** Start of Supplied material **
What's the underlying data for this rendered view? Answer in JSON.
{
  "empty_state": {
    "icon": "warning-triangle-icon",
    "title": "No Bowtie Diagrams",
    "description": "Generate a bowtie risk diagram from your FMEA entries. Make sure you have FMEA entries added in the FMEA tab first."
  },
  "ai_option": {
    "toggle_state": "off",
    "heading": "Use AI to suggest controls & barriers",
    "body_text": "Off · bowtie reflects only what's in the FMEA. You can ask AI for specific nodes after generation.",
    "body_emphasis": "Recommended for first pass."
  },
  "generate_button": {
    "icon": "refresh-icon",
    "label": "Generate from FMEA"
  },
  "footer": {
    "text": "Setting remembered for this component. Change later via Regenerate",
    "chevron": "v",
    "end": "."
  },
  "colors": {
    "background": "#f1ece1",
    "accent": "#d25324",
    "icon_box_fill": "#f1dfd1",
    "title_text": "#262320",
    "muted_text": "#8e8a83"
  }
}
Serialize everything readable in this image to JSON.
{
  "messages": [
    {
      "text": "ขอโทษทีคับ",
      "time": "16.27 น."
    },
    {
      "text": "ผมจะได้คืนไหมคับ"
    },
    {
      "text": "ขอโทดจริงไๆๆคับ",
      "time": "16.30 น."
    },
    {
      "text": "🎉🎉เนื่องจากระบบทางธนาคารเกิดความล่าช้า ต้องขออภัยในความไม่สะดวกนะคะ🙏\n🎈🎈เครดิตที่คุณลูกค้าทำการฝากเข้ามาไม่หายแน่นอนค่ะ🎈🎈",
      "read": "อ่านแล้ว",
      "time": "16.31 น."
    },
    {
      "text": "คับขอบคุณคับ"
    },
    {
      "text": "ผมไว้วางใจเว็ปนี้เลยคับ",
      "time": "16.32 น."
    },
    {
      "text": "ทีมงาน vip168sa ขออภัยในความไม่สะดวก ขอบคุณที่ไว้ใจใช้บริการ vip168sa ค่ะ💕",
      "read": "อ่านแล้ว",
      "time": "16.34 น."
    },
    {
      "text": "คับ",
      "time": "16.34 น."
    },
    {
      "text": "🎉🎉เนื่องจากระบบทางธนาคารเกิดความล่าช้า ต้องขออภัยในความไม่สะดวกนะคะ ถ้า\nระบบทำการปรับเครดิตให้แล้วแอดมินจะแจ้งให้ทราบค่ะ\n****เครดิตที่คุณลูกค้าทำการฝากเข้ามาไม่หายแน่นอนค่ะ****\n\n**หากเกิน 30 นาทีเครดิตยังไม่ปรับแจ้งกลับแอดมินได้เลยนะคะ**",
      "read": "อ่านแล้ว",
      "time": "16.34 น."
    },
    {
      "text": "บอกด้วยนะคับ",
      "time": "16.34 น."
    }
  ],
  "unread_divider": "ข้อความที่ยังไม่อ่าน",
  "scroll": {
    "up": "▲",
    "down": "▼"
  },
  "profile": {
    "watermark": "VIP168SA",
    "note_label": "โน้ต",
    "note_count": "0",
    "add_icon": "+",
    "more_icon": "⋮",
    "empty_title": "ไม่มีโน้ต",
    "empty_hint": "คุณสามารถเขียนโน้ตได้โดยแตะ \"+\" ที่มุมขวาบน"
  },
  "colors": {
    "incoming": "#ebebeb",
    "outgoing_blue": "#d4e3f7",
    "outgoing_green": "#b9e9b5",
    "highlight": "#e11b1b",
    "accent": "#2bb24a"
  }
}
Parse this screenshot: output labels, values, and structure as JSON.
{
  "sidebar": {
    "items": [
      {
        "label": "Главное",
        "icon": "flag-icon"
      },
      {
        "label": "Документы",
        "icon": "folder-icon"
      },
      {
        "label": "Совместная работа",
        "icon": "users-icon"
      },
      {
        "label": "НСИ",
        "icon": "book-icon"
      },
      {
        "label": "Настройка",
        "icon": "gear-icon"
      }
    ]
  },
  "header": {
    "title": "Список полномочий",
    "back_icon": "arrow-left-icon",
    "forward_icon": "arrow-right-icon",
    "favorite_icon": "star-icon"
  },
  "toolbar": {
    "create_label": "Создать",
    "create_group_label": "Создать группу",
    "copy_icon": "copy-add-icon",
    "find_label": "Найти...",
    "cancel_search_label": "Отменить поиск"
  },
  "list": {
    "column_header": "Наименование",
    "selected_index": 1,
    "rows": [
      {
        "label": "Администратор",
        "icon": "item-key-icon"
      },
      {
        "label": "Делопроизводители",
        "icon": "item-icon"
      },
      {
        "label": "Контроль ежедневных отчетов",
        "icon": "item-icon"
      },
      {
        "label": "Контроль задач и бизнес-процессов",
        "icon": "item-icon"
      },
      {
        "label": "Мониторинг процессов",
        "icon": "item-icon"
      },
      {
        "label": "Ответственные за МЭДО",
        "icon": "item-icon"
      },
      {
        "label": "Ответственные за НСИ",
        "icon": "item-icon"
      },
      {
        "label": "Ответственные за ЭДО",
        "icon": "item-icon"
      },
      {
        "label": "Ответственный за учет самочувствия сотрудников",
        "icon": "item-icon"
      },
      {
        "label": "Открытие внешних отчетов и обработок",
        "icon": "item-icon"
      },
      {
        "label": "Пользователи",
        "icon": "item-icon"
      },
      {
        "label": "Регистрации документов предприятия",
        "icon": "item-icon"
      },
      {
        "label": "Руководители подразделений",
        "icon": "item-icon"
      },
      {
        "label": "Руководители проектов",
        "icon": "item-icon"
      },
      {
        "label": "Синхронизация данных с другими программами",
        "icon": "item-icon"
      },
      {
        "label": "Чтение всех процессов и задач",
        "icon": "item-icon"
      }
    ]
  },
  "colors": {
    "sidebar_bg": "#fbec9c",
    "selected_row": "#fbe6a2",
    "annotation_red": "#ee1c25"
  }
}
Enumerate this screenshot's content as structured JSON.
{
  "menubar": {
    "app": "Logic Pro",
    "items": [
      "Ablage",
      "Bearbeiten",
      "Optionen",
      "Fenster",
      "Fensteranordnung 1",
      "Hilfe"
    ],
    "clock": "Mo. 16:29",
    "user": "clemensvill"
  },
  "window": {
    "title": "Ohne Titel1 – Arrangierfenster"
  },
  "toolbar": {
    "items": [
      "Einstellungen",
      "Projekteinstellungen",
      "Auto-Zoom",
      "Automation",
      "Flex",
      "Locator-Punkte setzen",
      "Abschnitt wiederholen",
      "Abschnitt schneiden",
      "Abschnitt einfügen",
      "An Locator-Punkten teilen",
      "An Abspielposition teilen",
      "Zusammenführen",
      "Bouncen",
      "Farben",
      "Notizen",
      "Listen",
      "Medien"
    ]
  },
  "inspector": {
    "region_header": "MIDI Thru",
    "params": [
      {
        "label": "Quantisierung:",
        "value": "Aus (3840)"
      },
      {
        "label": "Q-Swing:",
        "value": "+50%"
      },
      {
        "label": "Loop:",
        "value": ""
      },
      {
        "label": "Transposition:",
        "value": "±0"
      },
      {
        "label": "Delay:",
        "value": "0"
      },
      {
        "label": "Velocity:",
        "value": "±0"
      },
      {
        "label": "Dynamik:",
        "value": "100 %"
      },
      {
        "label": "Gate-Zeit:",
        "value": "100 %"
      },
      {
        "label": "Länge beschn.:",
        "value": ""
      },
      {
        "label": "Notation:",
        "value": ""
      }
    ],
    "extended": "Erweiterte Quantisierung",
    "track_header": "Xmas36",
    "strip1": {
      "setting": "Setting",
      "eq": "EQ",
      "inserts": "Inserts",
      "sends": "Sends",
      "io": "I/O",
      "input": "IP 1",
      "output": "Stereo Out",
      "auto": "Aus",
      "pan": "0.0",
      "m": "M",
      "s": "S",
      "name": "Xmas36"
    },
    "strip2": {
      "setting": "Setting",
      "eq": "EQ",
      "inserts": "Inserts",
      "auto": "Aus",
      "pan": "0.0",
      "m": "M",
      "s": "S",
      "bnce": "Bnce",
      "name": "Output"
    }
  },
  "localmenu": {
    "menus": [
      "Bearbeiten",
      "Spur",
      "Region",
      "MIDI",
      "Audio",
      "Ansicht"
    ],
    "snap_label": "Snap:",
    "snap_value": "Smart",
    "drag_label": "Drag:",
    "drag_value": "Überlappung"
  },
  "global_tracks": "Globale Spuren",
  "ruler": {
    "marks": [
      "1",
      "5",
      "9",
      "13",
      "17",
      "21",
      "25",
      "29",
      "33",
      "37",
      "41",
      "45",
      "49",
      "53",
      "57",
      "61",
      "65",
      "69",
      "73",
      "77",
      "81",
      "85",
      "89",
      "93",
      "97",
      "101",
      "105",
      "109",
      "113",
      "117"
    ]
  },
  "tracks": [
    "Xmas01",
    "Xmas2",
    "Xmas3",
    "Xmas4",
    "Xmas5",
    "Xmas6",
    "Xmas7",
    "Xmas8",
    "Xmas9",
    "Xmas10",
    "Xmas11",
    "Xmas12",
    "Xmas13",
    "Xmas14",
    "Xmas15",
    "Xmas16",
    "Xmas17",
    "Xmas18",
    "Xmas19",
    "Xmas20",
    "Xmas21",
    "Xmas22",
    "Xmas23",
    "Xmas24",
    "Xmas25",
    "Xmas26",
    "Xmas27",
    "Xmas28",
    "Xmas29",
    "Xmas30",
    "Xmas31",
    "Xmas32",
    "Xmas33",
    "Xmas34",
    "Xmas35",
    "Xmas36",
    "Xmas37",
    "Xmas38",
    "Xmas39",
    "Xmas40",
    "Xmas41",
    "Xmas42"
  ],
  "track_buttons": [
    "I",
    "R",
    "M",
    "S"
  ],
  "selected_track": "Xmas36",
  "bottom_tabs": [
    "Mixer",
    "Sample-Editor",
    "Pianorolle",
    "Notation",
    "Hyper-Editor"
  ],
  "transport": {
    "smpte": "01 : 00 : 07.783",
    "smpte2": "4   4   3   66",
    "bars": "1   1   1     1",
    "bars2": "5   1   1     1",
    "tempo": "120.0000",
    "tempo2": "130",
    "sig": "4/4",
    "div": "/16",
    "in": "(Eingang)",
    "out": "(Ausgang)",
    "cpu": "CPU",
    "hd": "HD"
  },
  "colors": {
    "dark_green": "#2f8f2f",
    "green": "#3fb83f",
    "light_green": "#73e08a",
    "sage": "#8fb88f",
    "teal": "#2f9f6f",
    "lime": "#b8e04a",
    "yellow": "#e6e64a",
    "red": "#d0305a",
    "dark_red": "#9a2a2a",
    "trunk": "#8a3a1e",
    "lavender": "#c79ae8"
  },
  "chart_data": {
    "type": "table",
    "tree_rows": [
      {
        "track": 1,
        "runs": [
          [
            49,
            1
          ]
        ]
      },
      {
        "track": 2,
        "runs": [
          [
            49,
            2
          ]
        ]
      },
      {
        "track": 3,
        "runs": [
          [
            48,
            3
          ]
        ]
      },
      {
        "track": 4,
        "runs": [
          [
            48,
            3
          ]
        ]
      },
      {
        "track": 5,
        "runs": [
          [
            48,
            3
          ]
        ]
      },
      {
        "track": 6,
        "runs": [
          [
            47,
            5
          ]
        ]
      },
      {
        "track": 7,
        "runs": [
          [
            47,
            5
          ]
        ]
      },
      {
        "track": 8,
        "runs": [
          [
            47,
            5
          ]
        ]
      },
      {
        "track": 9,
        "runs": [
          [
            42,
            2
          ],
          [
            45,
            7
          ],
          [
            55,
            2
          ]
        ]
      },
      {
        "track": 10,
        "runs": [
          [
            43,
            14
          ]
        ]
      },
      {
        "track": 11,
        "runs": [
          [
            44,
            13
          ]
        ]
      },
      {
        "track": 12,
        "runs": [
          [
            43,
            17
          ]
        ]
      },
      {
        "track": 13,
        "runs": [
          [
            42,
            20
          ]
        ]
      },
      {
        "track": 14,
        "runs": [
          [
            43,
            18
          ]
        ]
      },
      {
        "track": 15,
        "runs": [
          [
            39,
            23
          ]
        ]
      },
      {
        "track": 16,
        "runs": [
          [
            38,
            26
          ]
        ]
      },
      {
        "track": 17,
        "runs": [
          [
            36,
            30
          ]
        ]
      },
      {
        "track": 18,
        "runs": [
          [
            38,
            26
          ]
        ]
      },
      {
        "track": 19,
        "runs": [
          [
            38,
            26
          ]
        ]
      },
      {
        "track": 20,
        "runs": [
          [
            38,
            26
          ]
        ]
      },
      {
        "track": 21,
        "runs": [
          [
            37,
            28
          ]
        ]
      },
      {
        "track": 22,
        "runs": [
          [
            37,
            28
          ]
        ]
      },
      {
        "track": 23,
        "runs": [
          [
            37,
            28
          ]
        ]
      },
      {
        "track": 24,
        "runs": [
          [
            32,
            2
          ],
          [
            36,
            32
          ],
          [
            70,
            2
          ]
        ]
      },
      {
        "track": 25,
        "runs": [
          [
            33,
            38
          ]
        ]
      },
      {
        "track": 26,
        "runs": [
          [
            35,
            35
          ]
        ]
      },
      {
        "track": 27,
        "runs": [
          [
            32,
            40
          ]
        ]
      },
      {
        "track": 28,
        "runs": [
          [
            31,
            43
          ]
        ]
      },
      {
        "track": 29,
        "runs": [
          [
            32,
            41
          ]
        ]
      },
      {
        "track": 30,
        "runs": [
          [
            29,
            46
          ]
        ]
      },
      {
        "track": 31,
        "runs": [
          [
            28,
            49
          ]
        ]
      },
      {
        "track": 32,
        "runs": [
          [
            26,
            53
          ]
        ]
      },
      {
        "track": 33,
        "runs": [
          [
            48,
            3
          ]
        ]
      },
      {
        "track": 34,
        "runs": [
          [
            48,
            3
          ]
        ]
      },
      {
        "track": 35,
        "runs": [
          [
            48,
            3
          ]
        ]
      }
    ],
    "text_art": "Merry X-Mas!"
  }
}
** End of Supplied material **
→ **Task to carry out**: Return a copy of every line that includes the word "ดความล".

→ **Solution**:
      "text": "🎉🎉เนื่องจากระบบทางธนาคารเกิดความล่าช้า ต้องขออภัยในความไม่สะดวกนะคะ🙏\n🎈🎈เครดิตที่คุณลูกค้าทำการฝากเข้ามาไม่หายแน่นอนค่ะ🎈🎈",
      "text": "🎉🎉เนื่องจากระบบทางธนาคารเกิดความล่าช้า ต้องขออภัยในความไม่สะดวกนะคะ ถ้า\nระบบทำการปรับเครดิตให้แล้วแอดมินจะแจ้งให้ทราบค่ะ\n****เครดิตที่คุณลูกค้าทำการฝากเข้ามาไม่หายแน่นอนค่ะ****\n\n**หากเกิน 30 นาทีเครดิตยังไม่ปรับแจ้งกลับแอดมินได้เลยนะคะ**",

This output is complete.